I decided before our new homeschool year started that we would begin our school days with Lauds (or Morning Prayer). Sometimes, the way we move in the morning (also known as the speed of molasses in January) pushes Lauds all the way back to 10 am. While this is not good, and it tempts me to skip Lauds and just pray Vespers (Evening Prayer) instead, I’ve learned that missing our prayer time is a surefire way for us to have a rough day.
I knew praying as a family was making a difference; we seemed to be getting along better and had a lot less stress over school projects. But I was chalking a lot of that up to the new treatment we sought out for our older daughter’s ADD. I figured that most of it was from the magic pill that helped her concentrate and accomplish her work in record time. I could almost always tell if she hadn’t taken her medication because she just couldn’t work through a single assignment without constantly stopping and doing other things.
Then came the day that she had taken her medication, but everything that day was a series of these kinds of encounters, especially between my 15 year old and me. (Skip to 0:50 for the good footage!)
Halfway through the afternoon, I apologized to my teenager (again!) for my short temper and wondered aloud why we were just struggling so badly. “Everything is off today! What is wrong with us?”
She looked me right in the eye and said, “I’m pretty sure it’s because we skipped Lauds today. Our days are never as smooth when we do that.”
And she’s right. Days we skip it, promising to pray together later, are the days that are the hardest to get through. The Catechism tells us that prayer, while offering us great amounts of graces to live our day, is not always an easy thing. In fact, it’s a battle:
2725 Prayer is both a gift of grace and a determined response on our part. It always presupposes effort. The great figures of prayer of the Old Covenant before Christ, as well as the Mother of God, the saints, and he himself, all teach us this: prayer is a battle. Against whom? Against ourselves and against the wiles of the tempter who does all he can to turn man away from prayer, away from union with God. We pray as we live, because we live as we pray. If we do not want to act habitually according to the Spirit of Christ, neither can we pray habitually in his name. The “spiritual battle” of the Christian’s new life is inseparable from the battle of prayer. (2612, 409, 2015)

==*==

_Work task 1_:
Answer these questions using the essay on family morning prayer:
(a) How late in the morning can a slow start push Lauds?
(b) Besides praying as a family, what did the writer first credit for the calmer days?
(c) According to the quoted Catechism paragraph, against whom is prayer a battle?
_Work task 2_: Write a continuation of the essay on family morning prayer, picking up right after its final sentence.

==*==

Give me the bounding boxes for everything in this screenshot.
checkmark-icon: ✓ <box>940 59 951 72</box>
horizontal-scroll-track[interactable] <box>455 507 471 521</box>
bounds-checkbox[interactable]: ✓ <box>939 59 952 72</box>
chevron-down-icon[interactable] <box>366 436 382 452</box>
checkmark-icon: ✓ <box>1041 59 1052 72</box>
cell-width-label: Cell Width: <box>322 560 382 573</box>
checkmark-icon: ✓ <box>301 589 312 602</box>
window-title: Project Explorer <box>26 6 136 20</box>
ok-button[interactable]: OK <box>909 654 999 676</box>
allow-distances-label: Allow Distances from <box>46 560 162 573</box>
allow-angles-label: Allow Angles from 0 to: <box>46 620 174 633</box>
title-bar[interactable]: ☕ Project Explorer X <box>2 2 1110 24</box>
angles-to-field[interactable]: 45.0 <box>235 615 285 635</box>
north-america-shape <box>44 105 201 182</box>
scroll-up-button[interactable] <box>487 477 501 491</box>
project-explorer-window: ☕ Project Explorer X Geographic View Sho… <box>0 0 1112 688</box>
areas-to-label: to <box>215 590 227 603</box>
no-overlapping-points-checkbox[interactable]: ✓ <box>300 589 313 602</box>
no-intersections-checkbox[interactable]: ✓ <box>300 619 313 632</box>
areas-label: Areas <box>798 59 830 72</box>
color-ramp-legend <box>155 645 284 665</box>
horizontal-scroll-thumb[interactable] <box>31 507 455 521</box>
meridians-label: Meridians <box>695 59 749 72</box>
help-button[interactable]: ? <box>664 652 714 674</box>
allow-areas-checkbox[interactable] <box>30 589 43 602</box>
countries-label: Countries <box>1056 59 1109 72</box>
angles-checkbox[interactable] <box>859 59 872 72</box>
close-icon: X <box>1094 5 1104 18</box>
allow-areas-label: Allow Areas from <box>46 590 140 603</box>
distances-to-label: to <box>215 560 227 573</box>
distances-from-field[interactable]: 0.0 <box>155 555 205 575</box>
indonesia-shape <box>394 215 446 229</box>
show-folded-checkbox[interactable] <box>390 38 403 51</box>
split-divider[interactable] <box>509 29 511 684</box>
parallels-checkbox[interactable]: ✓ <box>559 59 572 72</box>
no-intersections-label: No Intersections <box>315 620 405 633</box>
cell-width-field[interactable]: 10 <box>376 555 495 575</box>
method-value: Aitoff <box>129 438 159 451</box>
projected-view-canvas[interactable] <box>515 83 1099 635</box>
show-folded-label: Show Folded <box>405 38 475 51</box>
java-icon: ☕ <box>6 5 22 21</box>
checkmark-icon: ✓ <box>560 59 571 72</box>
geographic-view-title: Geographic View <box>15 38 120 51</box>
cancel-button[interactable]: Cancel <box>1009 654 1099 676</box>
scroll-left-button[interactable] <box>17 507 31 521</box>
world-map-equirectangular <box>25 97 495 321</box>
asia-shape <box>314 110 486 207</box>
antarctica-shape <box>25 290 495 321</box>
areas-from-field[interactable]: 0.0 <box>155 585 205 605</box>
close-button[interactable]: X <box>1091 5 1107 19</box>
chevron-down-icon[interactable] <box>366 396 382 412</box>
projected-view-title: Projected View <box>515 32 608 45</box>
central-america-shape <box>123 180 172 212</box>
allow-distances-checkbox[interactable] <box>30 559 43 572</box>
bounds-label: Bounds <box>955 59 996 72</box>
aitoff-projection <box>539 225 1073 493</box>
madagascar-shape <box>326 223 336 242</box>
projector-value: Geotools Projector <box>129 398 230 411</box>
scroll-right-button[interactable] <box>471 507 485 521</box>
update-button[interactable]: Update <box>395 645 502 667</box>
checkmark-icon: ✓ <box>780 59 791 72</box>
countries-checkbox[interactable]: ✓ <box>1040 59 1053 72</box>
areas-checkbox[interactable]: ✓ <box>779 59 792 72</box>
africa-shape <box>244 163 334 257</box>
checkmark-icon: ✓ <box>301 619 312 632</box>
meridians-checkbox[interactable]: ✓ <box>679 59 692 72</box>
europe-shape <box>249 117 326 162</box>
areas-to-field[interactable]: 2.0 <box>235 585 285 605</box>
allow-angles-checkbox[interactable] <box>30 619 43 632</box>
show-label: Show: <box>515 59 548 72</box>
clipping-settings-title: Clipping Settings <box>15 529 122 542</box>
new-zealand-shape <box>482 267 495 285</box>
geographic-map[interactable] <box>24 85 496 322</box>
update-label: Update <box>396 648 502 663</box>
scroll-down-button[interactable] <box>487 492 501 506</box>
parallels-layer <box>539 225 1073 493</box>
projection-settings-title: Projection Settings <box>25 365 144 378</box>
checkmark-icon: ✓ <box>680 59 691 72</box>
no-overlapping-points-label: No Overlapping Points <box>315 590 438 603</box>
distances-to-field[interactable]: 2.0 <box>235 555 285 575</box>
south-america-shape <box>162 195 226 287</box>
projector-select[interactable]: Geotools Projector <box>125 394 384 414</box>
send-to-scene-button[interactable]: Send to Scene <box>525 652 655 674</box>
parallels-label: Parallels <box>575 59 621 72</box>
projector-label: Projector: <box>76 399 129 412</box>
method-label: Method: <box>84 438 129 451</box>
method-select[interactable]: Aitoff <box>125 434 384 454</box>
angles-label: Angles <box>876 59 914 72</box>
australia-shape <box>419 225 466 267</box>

==*==

_Answer section 1_:
(a) All the way back to 10 am.
(b) The new treatment for the older daughter's ADD, the medication that helped her concentrate.
(c) Against ourselves and against the wiles of the tempter.

_Answer section 2_:
It’s not always easy for us to pray together in the mornings, and there are many mornings where we have a shortened period of reflection after the reading because I know our day is jammed with things to do. But I try very hard not to skip it any more, even if we’re busy, because I know what a difference it makes in our day. We can all tell the difference between days that start with Lauds and days that don’t. The graces poured out on us when we pray carry us through the day. It gives us strength and inner peace, and it smooths out our rough edges.
All this for 15-20 minutes of prayer time? I call that a really good deal. **
** If you’d like to pray Lauds as a family but lack the texts, the Divine Office website is a great place to start. Their app is beautiful, too. If you’re looking for a free app to try it out, I recommend either iBreviary or Laudate.